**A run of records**
┄┄┄┄┄┄┄┄┄┄┄┄┄┄┄┄┄┄┄┄

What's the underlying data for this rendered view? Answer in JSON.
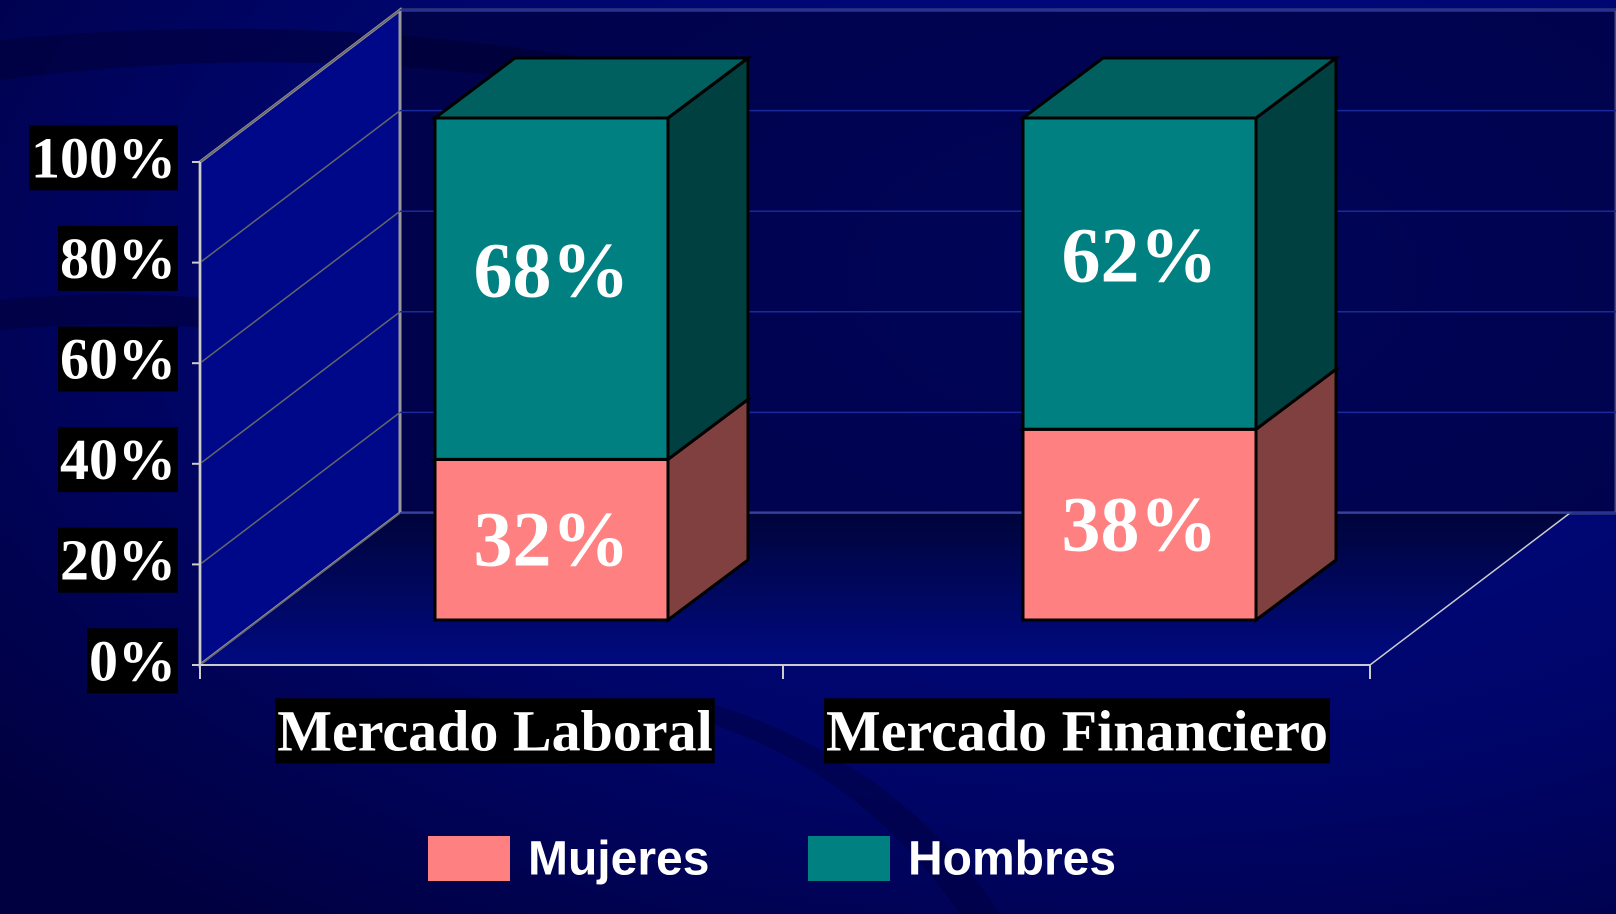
{
  "chart_data": {
    "type": "bar3d_stacked",
    "categories": [
      "Mercado Laboral",
      "Mercado Financiero"
    ],
    "series": [
      {
        "name": "Mujeres",
        "color": "#ff8080",
        "values": [
          32,
          38
        ],
        "value_labels": [
          "32%",
          "38%"
        ]
      },
      {
        "name": "Hombres",
        "color": "#008080",
        "values": [
          68,
          62
        ],
        "value_labels": [
          "68%",
          "62%"
        ]
      }
    ],
    "ylim": [
      0,
      100
    ],
    "yticks": [
      {
        "value": 0,
        "label": "0%"
      },
      {
        "value": 20,
        "label": "20%"
      },
      {
        "value": 40,
        "label": "40%"
      },
      {
        "value": 60,
        "label": "60%"
      },
      {
        "value": 80,
        "label": "80%"
      },
      {
        "value": 100,
        "label": "100%"
      }
    ],
    "grid": true,
    "legend": "bottom"
  }
}
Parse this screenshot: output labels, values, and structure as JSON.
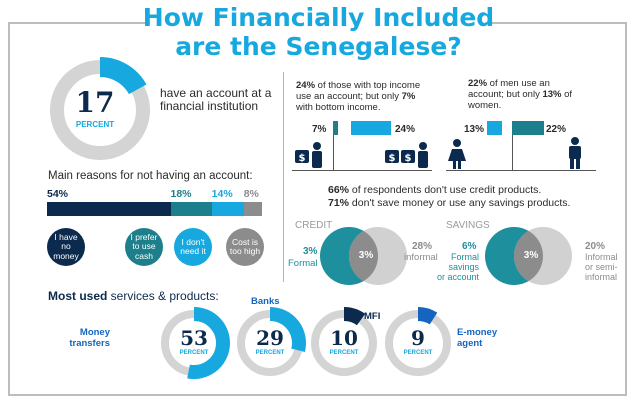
{
  "title": {
    "line1": "How Financially Included",
    "line2": "are the Senegalese?"
  },
  "account": {
    "number": "17",
    "unit": "PERCENT",
    "value": 17,
    "text_line1": "have an account at a",
    "text_line2": "financial institution"
  },
  "reasons": {
    "heading": "Main reasons for not having an account:",
    "items": [
      {
        "pct": "54%",
        "value": 54,
        "label": "I have no money",
        "color": "#0b2a4d"
      },
      {
        "pct": "18%",
        "value": 18,
        "label": "I prefer to use cash",
        "color": "#1e7f8c"
      },
      {
        "pct": "14%",
        "value": 14,
        "label": "I don't need it",
        "color": "#16a8df"
      },
      {
        "pct": "8%",
        "value": 8,
        "label": "Cost is too high",
        "color": "#8c8c8c"
      }
    ]
  },
  "income": {
    "text_a": "24%",
    "text_b": " of those with top income",
    "text_c": "use an account; but only ",
    "text_d": "7%",
    "text_e": "with bottom income.",
    "bottom_label": "7%",
    "bottom_value": 7,
    "top_label": "24%",
    "top_value": 24
  },
  "gender": {
    "text_a": "22%",
    "text_b": " of men use an",
    "text_c": "account; but only ",
    "text_d": "13%",
    "text_e": " of",
    "text_f": "women.",
    "women_label": "13%",
    "women_value": 13,
    "men_label": "22%",
    "men_value": 22
  },
  "credit_savings": {
    "line1_pct": "66%",
    "line1_text": " of respondents don't use credit products.",
    "line2_pct": "71%",
    "line2_text": " don't save money or use any savings products."
  },
  "credit": {
    "heading": "CREDIT",
    "formal_pct": "3%",
    "formal_label": "Formal",
    "overlap": "3%",
    "informal_pct": "28%",
    "informal_label": "informal"
  },
  "savings": {
    "heading": "SAVINGS",
    "formal_pct": "6%",
    "formal_l1": "Formal",
    "formal_l2": "savings",
    "formal_l3": "or account",
    "overlap": "3%",
    "informal_pct": "20%",
    "informal_l1": "Informal",
    "informal_l2": "or semi-",
    "informal_l3": "informal"
  },
  "services": {
    "heading": "Most used",
    "heading_rest": " services & products:",
    "items": [
      {
        "number": "53",
        "value": 53,
        "unit": "PERCENT",
        "label_l1": "Money",
        "label_l2": "transfers",
        "color": "#16a8df"
      },
      {
        "number": "29",
        "value": 29,
        "unit": "PERCENT",
        "label_l1": "Banks",
        "label_l2": "",
        "color": "#16a8df"
      },
      {
        "number": "10",
        "value": 10,
        "unit": "PERCENT",
        "label_l1": "MFI",
        "label_l2": "",
        "color": "#0b2a4d"
      },
      {
        "number": "9",
        "value": 9,
        "unit": "PERCENT",
        "label_l1": "E-money",
        "label_l2": "agent",
        "color": "#1565c0"
      }
    ]
  },
  "colors": {
    "navy": "#0b2a4d",
    "blue": "#16a8df",
    "teal": "#1e7f8c",
    "gray": "#8c8c8c",
    "lightgray": "#d4d4d4"
  }
}
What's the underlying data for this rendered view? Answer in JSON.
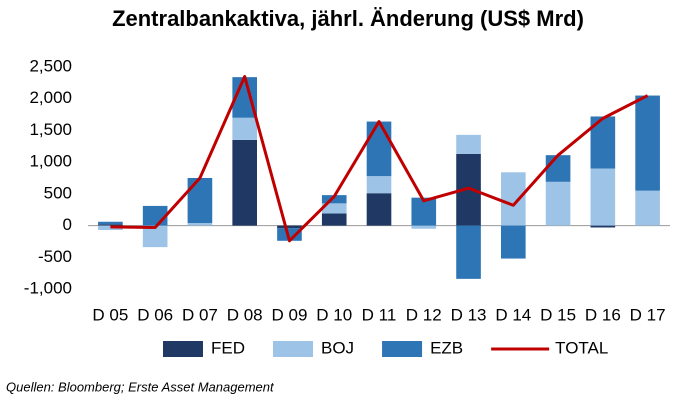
{
  "chart_data": {
    "type": "bar",
    "stacked": true,
    "title": "Zentralbankaktiva, jährl. Änderung (US$ Mrd)",
    "source": "Quellen: Bloomberg; Erste Asset Management",
    "categories": [
      "D 05",
      "D 06",
      "D 07",
      "D 08",
      "D 09",
      "D 10",
      "D 11",
      "D 12",
      "D 13",
      "D 14",
      "D 15",
      "D 16",
      "D 17"
    ],
    "series": [
      {
        "name": "FED",
        "color": "#1f3864",
        "values": [
          20,
          0,
          0,
          1350,
          -40,
          190,
          510,
          0,
          1130,
          0,
          0,
          -30,
          0
        ]
      },
      {
        "name": "BOJ",
        "color": "#9dc3e6",
        "values": [
          -70,
          -340,
          40,
          350,
          0,
          160,
          270,
          -50,
          300,
          840,
          690,
          900,
          550
        ]
      },
      {
        "name": "EZB",
        "color": "#2e75b6",
        "values": [
          40,
          310,
          710,
          640,
          -200,
          130,
          860,
          440,
          -840,
          -520,
          420,
          820,
          1500
        ]
      },
      {
        "name": "TOTAL",
        "color": "#c00000",
        "type": "line",
        "values": [
          -20,
          -30,
          750,
          2350,
          -240,
          460,
          1640,
          390,
          590,
          320,
          1110,
          1690,
          2050
        ]
      }
    ],
    "ylim": [
      -1000,
      2500
    ],
    "yticks": [
      {
        "value": -1000,
        "label": "-1,000"
      },
      -500,
      0,
      500,
      {
        "value": 1000,
        "label": "1,000"
      },
      {
        "value": 1500,
        "label": "1,500"
      },
      {
        "value": 2000,
        "label": "2,000"
      },
      {
        "value": 2500,
        "label": "2,500"
      }
    ],
    "legend": "bottom"
  }
}
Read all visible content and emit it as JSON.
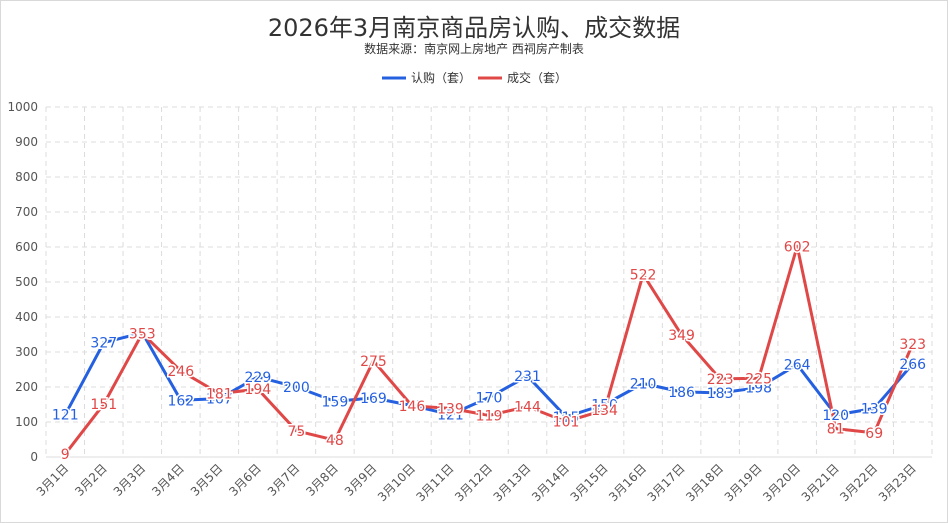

┄┄┄┄┄┄┄┄┄┄┄┄┄┄┄┄┄┄┄┄

**What needs to be done**
Copy out each line word for word, please, skipping the images.

**Task output**
What's the underlying data for this rendered view? Answer in JSON.
{
  "chart_data": {
    "type": "bar3d_stacked",
    "categories": [
      "Mercado Laboral",
      "Mercado Financiero"
    ],
    "series": [
      {
        "name": "Mujeres",
        "color": "#ff8080",
        "values": [
          32,
          38
        ],
        "value_labels": [
          "32%",
          "38%"
        ]
      },
      {
        "name": "Hombres",
        "color": "#008080",
        "values": [
          68,
          62
        ],
        "value_labels": [
          "68%",
          "62%"
        ]
      }
    ],
    "ylim": [
      0,
      100
    ],
    "yticks": [
      {
        "value": 0,
        "label": "0%"
      },
      {
        "value": 20,
        "label": "20%"
      },
      {
        "value": 40,
        "label": "40%"
      },
      {
        "value": 60,
        "label": "60%"
      },
      {
        "value": 80,
        "label": "80%"
      },
      {
        "value": 100,
        "label": "100%"
      }
    ],
    "grid": true,
    "legend": "bottom"
  }
}
Parse this screenshot: output labels, values, and structure as JSON.
{
  "title": {
    "line1": "How Financially Included",
    "line2": "are the Senegalese?"
  },
  "account": {
    "number": "17",
    "unit": "PERCENT",
    "value": 17,
    "text_line1": "have an account at a",
    "text_line2": "financial institution"
  },
  "reasons": {
    "heading": "Main reasons for not having an account:",
    "items": [
      {
        "pct": "54%",
        "value": 54,
        "label": "I have no money",
        "color": "#0b2a4d"
      },
      {
        "pct": "18%",
        "value": 18,
        "label": "I prefer to use cash",
        "color": "#1e7f8c"
      },
      {
        "pct": "14%",
        "value": 14,
        "label": "I don't need it",
        "color": "#16a8df"
      },
      {
        "pct": "8%",
        "value": 8,
        "label": "Cost is too high",
        "color": "#8c8c8c"
      }
    ]
  },
  "income": {
    "text_a": "24%",
    "text_b": " of those with top income",
    "text_c": "use an account; but only ",
    "text_d": "7%",
    "text_e": "with bottom income.",
    "bottom_label": "7%",
    "bottom_value": 7,
    "top_label": "24%",
    "top_value": 24
  },
  "gender": {
    "text_a": "22%",
    "text_b": " of men use an",
    "text_c": "account; but only ",
    "text_d": "13%",
    "text_e": " of",
    "text_f": "women.",
    "women_label": "13%",
    "women_value": 13,
    "men_label": "22%",
    "men_value": 22
  },
  "credit_savings": {
    "line1_pct": "66%",
    "line1_text": " of respondents don't use credit products.",
    "line2_pct": "71%",
    "line2_text": " don't save money or use any savings products."
  },
  "credit": {
    "heading": "CREDIT",
    "formal_pct": "3%",
    "formal_label": "Formal",
    "overlap": "3%",
    "informal_pct": "28%",
    "informal_label": "informal"
  },
  "savings": {
    "heading": "SAVINGS",
    "formal_pct": "6%",
    "formal_l1": "Formal",
    "formal_l2": "savings",
    "formal_l3": "or account",
    "overlap": "3%",
    "informal_pct": "20%",
    "informal_l1": "Informal",
    "informal_l2": "or semi-",
    "informal_l3": "informal"
  },
  "services": {
    "heading": "Most used",
    "heading_rest": " services & products:",
    "items": [
      {
        "number": "53",
        "value": 53,
        "unit": "PERCENT",
        "label_l1": "Money",
        "label_l2": "transfers",
        "color": "#16a8df"
      },
      {
        "number": "29",
        "value": 29,
        "unit": "PERCENT",
        "label_l1": "Banks",
        "label_l2": "",
        "color": "#16a8df"
      },
      {
        "number": "10",
        "value": 10,
        "unit": "PERCENT",
        "label_l1": "MFI",
        "label_l2": "",
        "color": "#0b2a4d"
      },
      {
        "number": "9",
        "value": 9,
        "unit": "PERCENT",
        "label_l1": "E-money",
        "label_l2": "agent",
        "color": "#1565c0"
      }
    ]
  },
  "colors": {
    "navy": "#0b2a4d",
    "blue": "#16a8df",
    "teal": "#1e7f8c",
    "gray": "#8c8c8c",
    "lightgray": "#d4d4d4"
  }
}
What's the underlying data for this rendered view? Answer in JSON.
{
  "chart_data": {
    "type": "bar",
    "stacked": true,
    "title": "Zentralbankaktiva, jährl. Änderung (US$ Mrd)",
    "source": "Quellen: Bloomberg; Erste Asset Management",
    "categories": [
      "D 05",
      "D 06",
      "D 07",
      "D 08",
      "D 09",
      "D 10",
      "D 11",
      "D 12",
      "D 13",
      "D 14",
      "D 15",
      "D 16",
      "D 17"
    ],
    "series": [
      {
        "name": "FED",
        "color": "#1f3864",
        "values": [
          20,
          0,
          0,
          1350,
          -40,
          190,
          510,
          0,
          1130,
          0,
          0,
          -30,
          0
        ]
      },
      {
        "name": "BOJ",
        "color": "#9dc3e6",
        "values": [
          -70,
          -340,
          40,
          350,
          0,
          160,
          270,
          -50,
          300,
          840,
          690,
          900,
          550
        ]
      },
      {
        "name": "EZB",
        "color": "#2e75b6",
        "values": [
          40,
          310,
          710,
          640,
          -200,
          130,
          860,
          440,
          -840,
          -520,
          420,
          820,
          1500
        ]
      },
      {
        "name": "TOTAL",
        "color": "#c00000",
        "type": "line",
        "values": [
          -20,
          -30,
          750,
          2350,
          -240,
          460,
          1640,
          390,
          590,
          320,
          1110,
          1690,
          2050
        ]
      }
    ],
    "ylim": [
      -1000,
      2500
    ],
    "yticks": [
      {
        "value": -1000,
        "label": "-1,000"
      },
      -500,
      0,
      500,
      {
        "value": 1000,
        "label": "1,000"
      },
      {
        "value": 1500,
        "label": "1,500"
      },
      {
        "value": 2000,
        "label": "2,000"
      },
      {
        "value": 2500,
        "label": "2,500"
      }
    ],
    "legend": "bottom"
  }
}
Read all visible content and emit it as JSON.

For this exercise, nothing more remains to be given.